Goal: Without including the pictures, copy out every line below.
***** Task material *****
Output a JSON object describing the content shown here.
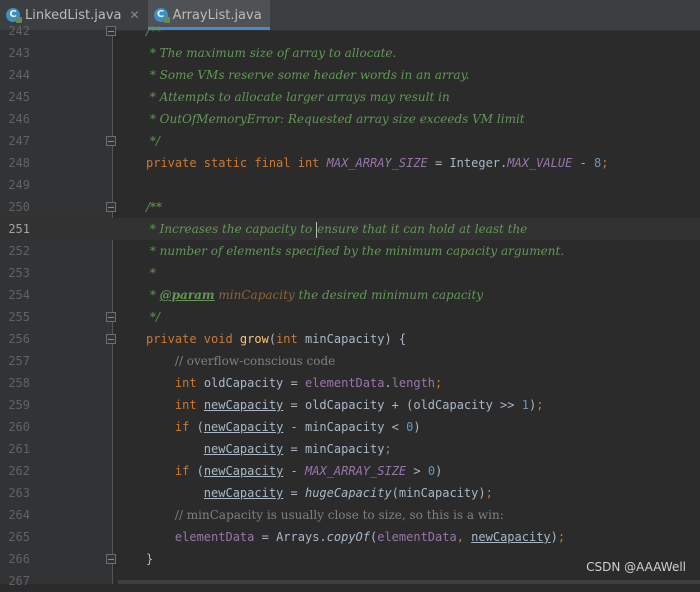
{
  "tabs": [
    {
      "label": "LinkedList.java",
      "active": false,
      "close": "✕"
    },
    {
      "label": "ArrayList.java",
      "active": true,
      "close": "✕"
    }
  ],
  "watermark": "CSDN @AAAWell",
  "current_line": "251",
  "lines": [
    {
      "n": "242",
      "fold": true,
      "tokens": [
        [
          "cmt",
          "/**"
        ]
      ]
    },
    {
      "n": "243",
      "fold": false,
      "tokens": [
        [
          "cmt",
          " * The maximum size of array to allocate."
        ]
      ]
    },
    {
      "n": "244",
      "fold": false,
      "tokens": [
        [
          "cmt",
          " * Some VMs reserve some header words in an array."
        ]
      ]
    },
    {
      "n": "245",
      "fold": false,
      "tokens": [
        [
          "cmt",
          " * Attempts to allocate larger arrays may result in"
        ]
      ]
    },
    {
      "n": "246",
      "fold": false,
      "tokens": [
        [
          "cmt",
          " * OutOfMemoryError: Requested array size exceeds VM limit"
        ]
      ]
    },
    {
      "n": "247",
      "fold": true,
      "tokens": [
        [
          "cmt",
          " */"
        ]
      ]
    },
    {
      "n": "248",
      "fold": false,
      "tokens": [
        [
          "kw",
          "private static final int "
        ],
        [
          "sfld",
          "MAX_ARRAY_SIZE"
        ],
        [
          "txt",
          " = Integer."
        ],
        [
          "sfld",
          "MAX_VALUE"
        ],
        [
          "txt",
          " - "
        ],
        [
          "num",
          "8"
        ],
        [
          "kw",
          ";"
        ]
      ]
    },
    {
      "n": "249",
      "fold": false,
      "tokens": []
    },
    {
      "n": "250",
      "fold": true,
      "tokens": [
        [
          "cmt",
          "/**"
        ]
      ]
    },
    {
      "n": "251",
      "fold": false,
      "tokens": [
        [
          "cmt",
          " * Increases the capacity to "
        ],
        [
          "caret",
          ""
        ],
        [
          "cmt",
          "ensure that it can hold at least the"
        ]
      ]
    },
    {
      "n": "252",
      "fold": false,
      "tokens": [
        [
          "cmt",
          " * number of elements specified by the minimum capacity argument."
        ]
      ]
    },
    {
      "n": "253",
      "fold": false,
      "tokens": [
        [
          "cmt",
          " *"
        ]
      ]
    },
    {
      "n": "254",
      "fold": false,
      "tokens": [
        [
          "cmt",
          " * "
        ],
        [
          "tag",
          "@param"
        ],
        [
          "tagv",
          " minCapacity"
        ],
        [
          "cmt",
          " the desired minimum capacity"
        ]
      ]
    },
    {
      "n": "255",
      "fold": true,
      "tokens": [
        [
          "cmt",
          " */"
        ]
      ]
    },
    {
      "n": "256",
      "fold": true,
      "tokens": [
        [
          "kw",
          "private void "
        ],
        [
          "mth",
          "grow"
        ],
        [
          "txt",
          "("
        ],
        [
          "kw",
          "int "
        ],
        [
          "txt",
          "minCapacity) {"
        ]
      ]
    },
    {
      "n": "257",
      "fold": false,
      "tokens": [
        [
          "txt",
          "    "
        ],
        [
          "lc",
          "// overflow-conscious code"
        ]
      ]
    },
    {
      "n": "258",
      "fold": false,
      "tokens": [
        [
          "txt",
          "    "
        ],
        [
          "kw",
          "int "
        ],
        [
          "txt",
          "oldCapacity = "
        ],
        [
          "fld",
          "elementData"
        ],
        [
          "txt",
          "."
        ],
        [
          "fld",
          "length"
        ],
        [
          "kw",
          ";"
        ]
      ]
    },
    {
      "n": "259",
      "fold": false,
      "tokens": [
        [
          "txt",
          "    "
        ],
        [
          "kw",
          "int "
        ],
        [
          "ul",
          "newCapacity"
        ],
        [
          "txt",
          " = oldCapacity + (oldCapacity >> "
        ],
        [
          "num",
          "1"
        ],
        [
          "txt",
          ")"
        ],
        [
          "kw",
          ";"
        ]
      ]
    },
    {
      "n": "260",
      "fold": false,
      "tokens": [
        [
          "txt",
          "    "
        ],
        [
          "kw",
          "if "
        ],
        [
          "txt",
          "("
        ],
        [
          "ul",
          "newCapacity"
        ],
        [
          "txt",
          " - minCapacity < "
        ],
        [
          "num",
          "0"
        ],
        [
          "txt",
          ")"
        ]
      ]
    },
    {
      "n": "261",
      "fold": false,
      "tokens": [
        [
          "txt",
          "        "
        ],
        [
          "ul",
          "newCapacity"
        ],
        [
          "txt",
          " = minCapacity"
        ],
        [
          "kw",
          ";"
        ]
      ]
    },
    {
      "n": "262",
      "fold": false,
      "tokens": [
        [
          "txt",
          "    "
        ],
        [
          "kw",
          "if "
        ],
        [
          "txt",
          "("
        ],
        [
          "ul",
          "newCapacity"
        ],
        [
          "txt",
          " - "
        ],
        [
          "sfld",
          "MAX_ARRAY_SIZE"
        ],
        [
          "txt",
          " > "
        ],
        [
          "num",
          "0"
        ],
        [
          "txt",
          ")"
        ]
      ]
    },
    {
      "n": "263",
      "fold": false,
      "tokens": [
        [
          "txt",
          "        "
        ],
        [
          "ul",
          "newCapacity"
        ],
        [
          "txt",
          " = "
        ],
        [
          "smth",
          "hugeCapacity"
        ],
        [
          "txt",
          "(minCapacity)"
        ],
        [
          "kw",
          ";"
        ]
      ]
    },
    {
      "n": "264",
      "fold": false,
      "tokens": [
        [
          "txt",
          "    "
        ],
        [
          "lc",
          "// minCapacity is usually close to size, so this is a win:"
        ]
      ]
    },
    {
      "n": "265",
      "fold": false,
      "tokens": [
        [
          "txt",
          "    "
        ],
        [
          "fld",
          "elementData"
        ],
        [
          "txt",
          " = Arrays."
        ],
        [
          "smth",
          "copyOf"
        ],
        [
          "txt",
          "("
        ],
        [
          "fld",
          "elementData"
        ],
        [
          "kw",
          ", "
        ],
        [
          "ul",
          "newCapacity"
        ],
        [
          "txt",
          ")"
        ],
        [
          "kw",
          ";"
        ]
      ]
    },
    {
      "n": "266",
      "fold": true,
      "tokens": [
        [
          "txt",
          "}"
        ]
      ]
    },
    {
      "n": "267",
      "fold": false,
      "tokens": []
    }
  ]
}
*****
Completed exercise:
Output a JSON object describing the content shown here.
{
  "tabs": [
    {
      "label": "LinkedList.java",
      "active": false,
      "close": "✕"
    },
    {
      "label": "ArrayList.java",
      "active": true,
      "close": "✕"
    }
  ],
  "watermark": "CSDN @AAAWell",
  "current_line": "251",
  "lines": [
    {
      "n": "242",
      "fold": true,
      "tokens": [
        [
          "cmt",
          "/**"
        ]
      ]
    },
    {
      "n": "243",
      "fold": false,
      "tokens": [
        [
          "cmt",
          " * The maximum size of array to allocate."
        ]
      ]
    },
    {
      "n": "244",
      "fold": false,
      "tokens": [
        [
          "cmt",
          " * Some VMs reserve some header words in an array."
        ]
      ]
    },
    {
      "n": "245",
      "fold": false,
      "tokens": [
        [
          "cmt",
          " * Attempts to allocate larger arrays may result in"
        ]
      ]
    },
    {
      "n": "246",
      "fold": false,
      "tokens": [
        [
          "cmt",
          " * OutOfMemoryError: Requested array size exceeds VM limit"
        ]
      ]
    },
    {
      "n": "247",
      "fold": true,
      "tokens": [
        [
          "cmt",
          " */"
        ]
      ]
    },
    {
      "n": "248",
      "fold": false,
      "tokens": [
        [
          "kw",
          "private static final int "
        ],
        [
          "sfld",
          "MAX_ARRAY_SIZE"
        ],
        [
          "txt",
          " = Integer."
        ],
        [
          "sfld",
          "MAX_VALUE"
        ],
        [
          "txt",
          " - "
        ],
        [
          "num",
          "8"
        ],
        [
          "kw",
          ";"
        ]
      ]
    },
    {
      "n": "249",
      "fold": false,
      "tokens": []
    },
    {
      "n": "250",
      "fold": true,
      "tokens": [
        [
          "cmt",
          "/**"
        ]
      ]
    },
    {
      "n": "251",
      "fold": false,
      "tokens": [
        [
          "cmt",
          " * Increases the capacity to "
        ],
        [
          "caret",
          ""
        ],
        [
          "cmt",
          "ensure that it can hold at least the"
        ]
      ]
    },
    {
      "n": "252",
      "fold": false,
      "tokens": [
        [
          "cmt",
          " * number of elements specified by the minimum capacity argument."
        ]
      ]
    },
    {
      "n": "253",
      "fold": false,
      "tokens": [
        [
          "cmt",
          " *"
        ]
      ]
    },
    {
      "n": "254",
      "fold": false,
      "tokens": [
        [
          "cmt",
          " * "
        ],
        [
          "tag",
          "@param"
        ],
        [
          "tagv",
          " minCapacity"
        ],
        [
          "cmt",
          " the desired minimum capacity"
        ]
      ]
    },
    {
      "n": "255",
      "fold": true,
      "tokens": [
        [
          "cmt",
          " */"
        ]
      ]
    },
    {
      "n": "256",
      "fold": true,
      "tokens": [
        [
          "kw",
          "private void "
        ],
        [
          "mth",
          "grow"
        ],
        [
          "txt",
          "("
        ],
        [
          "kw",
          "int "
        ],
        [
          "txt",
          "minCapacity) {"
        ]
      ]
    },
    {
      "n": "257",
      "fold": false,
      "tokens": [
        [
          "txt",
          "    "
        ],
        [
          "lc",
          "// overflow-conscious code"
        ]
      ]
    },
    {
      "n": "258",
      "fold": false,
      "tokens": [
        [
          "txt",
          "    "
        ],
        [
          "kw",
          "int "
        ],
        [
          "txt",
          "oldCapacity = "
        ],
        [
          "fld",
          "elementData"
        ],
        [
          "txt",
          "."
        ],
        [
          "fld",
          "length"
        ],
        [
          "kw",
          ";"
        ]
      ]
    },
    {
      "n": "259",
      "fold": false,
      "tokens": [
        [
          "txt",
          "    "
        ],
        [
          "kw",
          "int "
        ],
        [
          "ul",
          "newCapacity"
        ],
        [
          "txt",
          " = oldCapacity + (oldCapacity >> "
        ],
        [
          "num",
          "1"
        ],
        [
          "txt",
          ")"
        ],
        [
          "kw",
          ";"
        ]
      ]
    },
    {
      "n": "260",
      "fold": false,
      "tokens": [
        [
          "txt",
          "    "
        ],
        [
          "kw",
          "if "
        ],
        [
          "txt",
          "("
        ],
        [
          "ul",
          "newCapacity"
        ],
        [
          "txt",
          " - minCapacity < "
        ],
        [
          "num",
          "0"
        ],
        [
          "txt",
          ")"
        ]
      ]
    },
    {
      "n": "261",
      "fold": false,
      "tokens": [
        [
          "txt",
          "        "
        ],
        [
          "ul",
          "newCapacity"
        ],
        [
          "txt",
          " = minCapacity"
        ],
        [
          "kw",
          ";"
        ]
      ]
    },
    {
      "n": "262",
      "fold": false,
      "tokens": [
        [
          "txt",
          "    "
        ],
        [
          "kw",
          "if "
        ],
        [
          "txt",
          "("
        ],
        [
          "ul",
          "newCapacity"
        ],
        [
          "txt",
          " - "
        ],
        [
          "sfld",
          "MAX_ARRAY_SIZE"
        ],
        [
          "txt",
          " > "
        ],
        [
          "num",
          "0"
        ],
        [
          "txt",
          ")"
        ]
      ]
    },
    {
      "n": "263",
      "fold": false,
      "tokens": [
        [
          "txt",
          "        "
        ],
        [
          "ul",
          "newCapacity"
        ],
        [
          "txt",
          " = "
        ],
        [
          "smth",
          "hugeCapacity"
        ],
        [
          "txt",
          "(minCapacity)"
        ],
        [
          "kw",
          ";"
        ]
      ]
    },
    {
      "n": "264",
      "fold": false,
      "tokens": [
        [
          "txt",
          "    "
        ],
        [
          "lc",
          "// minCapacity is usually close to size, so this is a win:"
        ]
      ]
    },
    {
      "n": "265",
      "fold": false,
      "tokens": [
        [
          "txt",
          "    "
        ],
        [
          "fld",
          "elementData"
        ],
        [
          "txt",
          " = Arrays."
        ],
        [
          "smth",
          "copyOf"
        ],
        [
          "txt",
          "("
        ],
        [
          "fld",
          "elementData"
        ],
        [
          "kw",
          ", "
        ],
        [
          "ul",
          "newCapacity"
        ],
        [
          "txt",
          ")"
        ],
        [
          "kw",
          ";"
        ]
      ]
    },
    {
      "n": "266",
      "fold": true,
      "tokens": [
        [
          "txt",
          "}"
        ]
      ]
    },
    {
      "n": "267",
      "fold": false,
      "tokens": []
    }
  ]
}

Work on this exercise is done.